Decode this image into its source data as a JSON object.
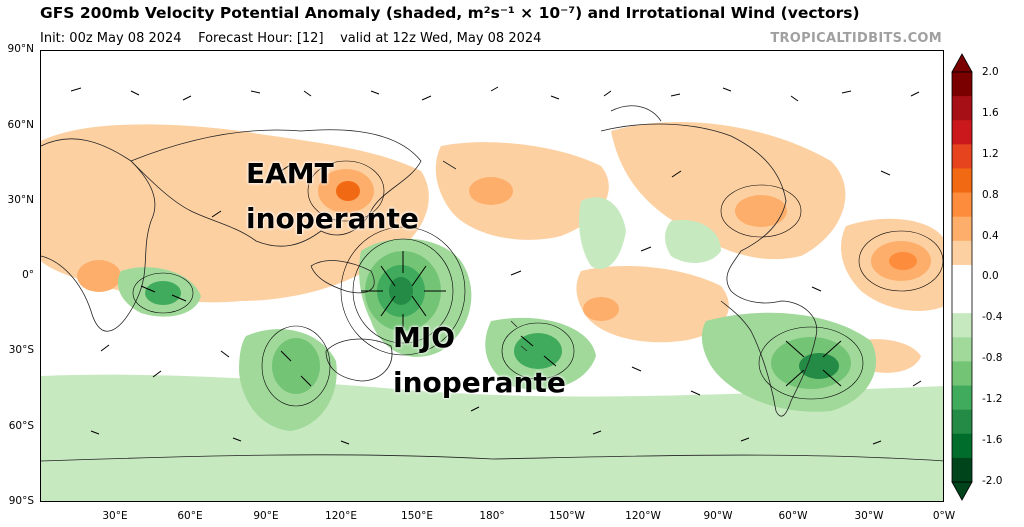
{
  "header": {
    "title": "GFS 200mb Velocity Potential Anomaly (shaded, m²s⁻¹ × 10⁻⁷) and Irrotational Wind (vectors)",
    "init": "Init: 00z May 08 2024",
    "forecast_hour": "Forecast Hour: [12]",
    "valid": "valid at 12z Wed, May 08 2024",
    "site": "TROPICALTIDBITS.COM"
  },
  "axes": {
    "lat_labels": [
      "90°N",
      "60°N",
      "30°N",
      "0°",
      "30°S",
      "60°S",
      "90°S"
    ],
    "lon_labels": [
      "30°E",
      "60°E",
      "90°E",
      "120°E",
      "150°E",
      "180°",
      "150°W",
      "120°W",
      "90°W",
      "60°W",
      "30°W",
      "0°W"
    ]
  },
  "annotations": {
    "eamt_line1": "EAMT",
    "eamt_line2": "inoperante",
    "mjo_line1": "MJO",
    "mjo_line2": "inoperante"
  },
  "colorbar": {
    "labels": [
      "2.0",
      "1.6",
      "1.2",
      "0.8",
      "0.4",
      "0.0",
      "-0.4",
      "-0.8",
      "-1.2",
      "-1.6",
      "-2.0"
    ],
    "colors": [
      "#7a0000",
      "#a50f15",
      "#cb181d",
      "#e6441f",
      "#f16913",
      "#fd8d3c",
      "#fdae6b",
      "#fdd0a2",
      "#ffffff",
      "#ffffff",
      "#c7e9c0",
      "#a1d99b",
      "#74c476",
      "#41ab5d",
      "#238b45",
      "#006d2c",
      "#00441b"
    ]
  },
  "map": {
    "positive_color": "#fdd0a2",
    "positive_strong": "#fdae6b",
    "positive_max": "#f16913",
    "negative_color": "#c7e9c0",
    "negative_strong": "#74c476",
    "negative_max": "#238b45"
  }
}
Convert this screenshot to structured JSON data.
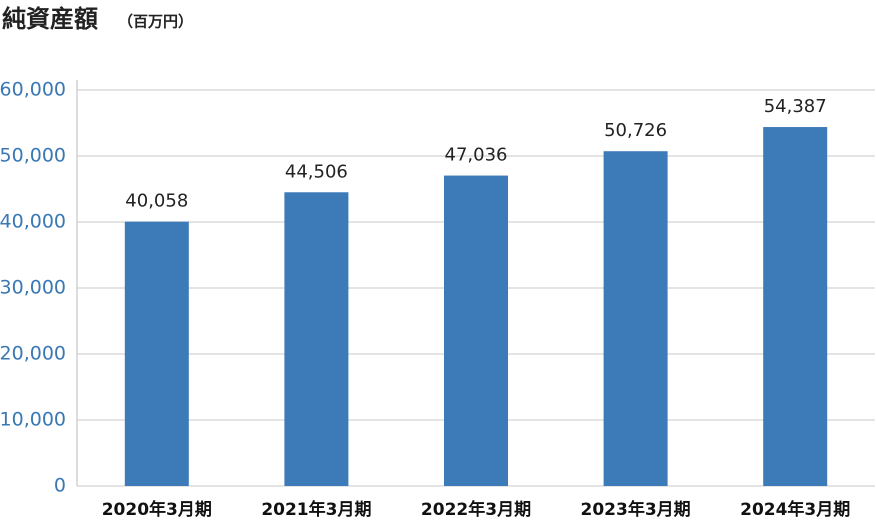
{
  "chart_data": {
    "type": "bar",
    "title": "純資産額",
    "subtitle": "（百万円）",
    "categories": [
      "2020年3月期",
      "2021年3月期",
      "2022年3月期",
      "2023年3月期",
      "2024年3月期"
    ],
    "values": [
      40058,
      44506,
      47036,
      50726,
      54387
    ],
    "value_labels": [
      "40,058",
      "44,506",
      "47,036",
      "50,726",
      "54,387"
    ],
    "color": "#3d7ab8",
    "ylim": [
      0,
      60000
    ],
    "yticks": [
      0,
      {
        "value": 10000,
        "label": "10,000"
      },
      {
        "value": 20000,
        "label": "20,000"
      },
      {
        "value": 30000,
        "label": "30,000"
      },
      {
        "value": 40000,
        "label": "40,000"
      },
      {
        "value": 50000,
        "label": "50,000"
      },
      {
        "value": 60000,
        "label": "60,000"
      }
    ],
    "grid": true
  }
}
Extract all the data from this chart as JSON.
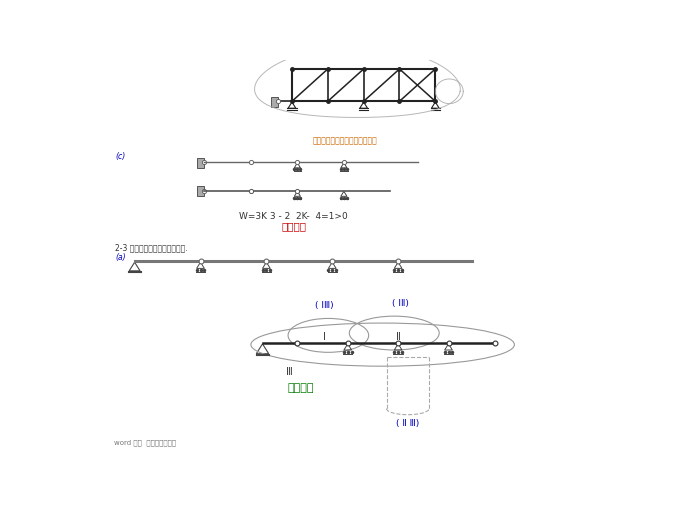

· · · · · · ·

● EXERCISE DETAILS:
Copy each line of the listing that contains the string "this".

● WRITTEN SOLUTION:
Decode this image into its source data as a JSON object.
Convert this screenshot to structured JSON data.
Extract all the data from this chart as JSON.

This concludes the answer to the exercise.